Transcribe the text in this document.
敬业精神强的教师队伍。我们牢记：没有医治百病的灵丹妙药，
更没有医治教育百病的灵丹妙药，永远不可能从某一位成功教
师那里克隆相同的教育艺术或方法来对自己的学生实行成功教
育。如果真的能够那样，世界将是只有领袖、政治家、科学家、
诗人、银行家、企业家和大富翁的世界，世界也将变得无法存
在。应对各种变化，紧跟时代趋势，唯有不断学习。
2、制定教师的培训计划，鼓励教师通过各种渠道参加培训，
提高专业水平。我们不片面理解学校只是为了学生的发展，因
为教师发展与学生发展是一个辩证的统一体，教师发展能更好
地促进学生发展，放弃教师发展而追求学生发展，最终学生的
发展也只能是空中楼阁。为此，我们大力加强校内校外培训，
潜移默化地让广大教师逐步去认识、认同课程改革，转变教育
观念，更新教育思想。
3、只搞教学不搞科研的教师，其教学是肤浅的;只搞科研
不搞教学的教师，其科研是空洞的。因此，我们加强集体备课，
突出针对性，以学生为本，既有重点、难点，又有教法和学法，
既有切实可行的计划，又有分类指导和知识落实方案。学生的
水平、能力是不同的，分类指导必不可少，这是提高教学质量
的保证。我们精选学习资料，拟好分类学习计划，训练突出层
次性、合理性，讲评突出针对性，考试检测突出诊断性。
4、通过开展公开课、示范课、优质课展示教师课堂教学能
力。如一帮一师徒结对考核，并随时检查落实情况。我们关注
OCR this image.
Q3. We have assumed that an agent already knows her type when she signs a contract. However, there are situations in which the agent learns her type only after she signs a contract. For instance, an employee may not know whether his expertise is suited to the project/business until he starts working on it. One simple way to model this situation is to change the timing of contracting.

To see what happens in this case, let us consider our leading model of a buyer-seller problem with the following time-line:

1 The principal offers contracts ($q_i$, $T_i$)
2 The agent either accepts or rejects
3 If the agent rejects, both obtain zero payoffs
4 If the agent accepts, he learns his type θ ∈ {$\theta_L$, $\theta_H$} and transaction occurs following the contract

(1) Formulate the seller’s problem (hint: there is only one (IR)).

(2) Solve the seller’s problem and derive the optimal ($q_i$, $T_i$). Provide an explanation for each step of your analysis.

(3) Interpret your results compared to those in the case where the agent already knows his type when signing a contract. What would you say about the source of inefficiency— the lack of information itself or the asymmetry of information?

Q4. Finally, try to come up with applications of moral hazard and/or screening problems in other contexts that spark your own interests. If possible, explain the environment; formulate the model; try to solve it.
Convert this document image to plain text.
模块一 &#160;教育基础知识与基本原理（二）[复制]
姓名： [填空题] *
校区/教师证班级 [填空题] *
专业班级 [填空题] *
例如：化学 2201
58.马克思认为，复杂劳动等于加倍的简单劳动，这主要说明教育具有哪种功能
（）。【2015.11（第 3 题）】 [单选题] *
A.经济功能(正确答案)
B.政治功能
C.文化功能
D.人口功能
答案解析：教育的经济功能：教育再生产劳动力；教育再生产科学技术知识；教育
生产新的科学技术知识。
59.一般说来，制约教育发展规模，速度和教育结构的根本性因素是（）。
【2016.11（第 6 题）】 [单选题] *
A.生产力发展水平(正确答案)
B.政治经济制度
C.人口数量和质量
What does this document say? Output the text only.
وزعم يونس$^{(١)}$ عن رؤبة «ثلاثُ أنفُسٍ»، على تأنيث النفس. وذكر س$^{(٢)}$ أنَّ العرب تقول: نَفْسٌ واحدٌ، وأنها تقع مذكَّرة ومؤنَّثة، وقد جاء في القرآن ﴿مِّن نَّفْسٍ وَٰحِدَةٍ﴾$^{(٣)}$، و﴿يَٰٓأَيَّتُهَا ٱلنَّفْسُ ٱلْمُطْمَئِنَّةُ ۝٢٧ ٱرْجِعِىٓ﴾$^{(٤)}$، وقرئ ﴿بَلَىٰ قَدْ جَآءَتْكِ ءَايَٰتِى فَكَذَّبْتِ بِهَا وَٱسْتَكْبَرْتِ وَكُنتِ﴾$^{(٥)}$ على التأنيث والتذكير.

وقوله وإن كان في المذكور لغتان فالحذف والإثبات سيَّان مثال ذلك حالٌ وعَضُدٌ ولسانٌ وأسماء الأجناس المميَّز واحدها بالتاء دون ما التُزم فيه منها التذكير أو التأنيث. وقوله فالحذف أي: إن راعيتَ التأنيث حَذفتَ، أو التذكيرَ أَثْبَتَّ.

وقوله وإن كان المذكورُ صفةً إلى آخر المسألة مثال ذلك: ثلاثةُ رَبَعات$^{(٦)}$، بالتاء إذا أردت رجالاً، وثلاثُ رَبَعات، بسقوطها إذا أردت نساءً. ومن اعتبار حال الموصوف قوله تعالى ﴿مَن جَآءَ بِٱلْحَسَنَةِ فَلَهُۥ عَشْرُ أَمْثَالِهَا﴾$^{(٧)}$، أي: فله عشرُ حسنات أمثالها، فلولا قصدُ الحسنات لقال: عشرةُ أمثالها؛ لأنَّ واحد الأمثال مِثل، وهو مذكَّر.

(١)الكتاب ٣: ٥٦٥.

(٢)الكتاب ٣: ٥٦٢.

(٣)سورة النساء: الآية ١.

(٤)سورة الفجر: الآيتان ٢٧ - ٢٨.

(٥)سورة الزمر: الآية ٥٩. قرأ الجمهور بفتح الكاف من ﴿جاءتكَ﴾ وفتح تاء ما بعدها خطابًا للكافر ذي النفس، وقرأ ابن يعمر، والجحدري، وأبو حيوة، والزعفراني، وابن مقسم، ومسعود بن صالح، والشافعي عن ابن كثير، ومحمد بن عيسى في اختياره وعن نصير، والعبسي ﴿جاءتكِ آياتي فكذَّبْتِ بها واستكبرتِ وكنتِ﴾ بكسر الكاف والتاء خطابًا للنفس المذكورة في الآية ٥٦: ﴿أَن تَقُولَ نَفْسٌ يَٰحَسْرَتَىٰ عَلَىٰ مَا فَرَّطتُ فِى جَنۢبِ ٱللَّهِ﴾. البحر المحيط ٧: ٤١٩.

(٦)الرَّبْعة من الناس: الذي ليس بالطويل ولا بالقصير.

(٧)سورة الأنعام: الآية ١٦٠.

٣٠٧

::::

**Problem to work on:**
Count every line in the preceding entries where the string "document" appears, then state only the total.

**Final result:**
3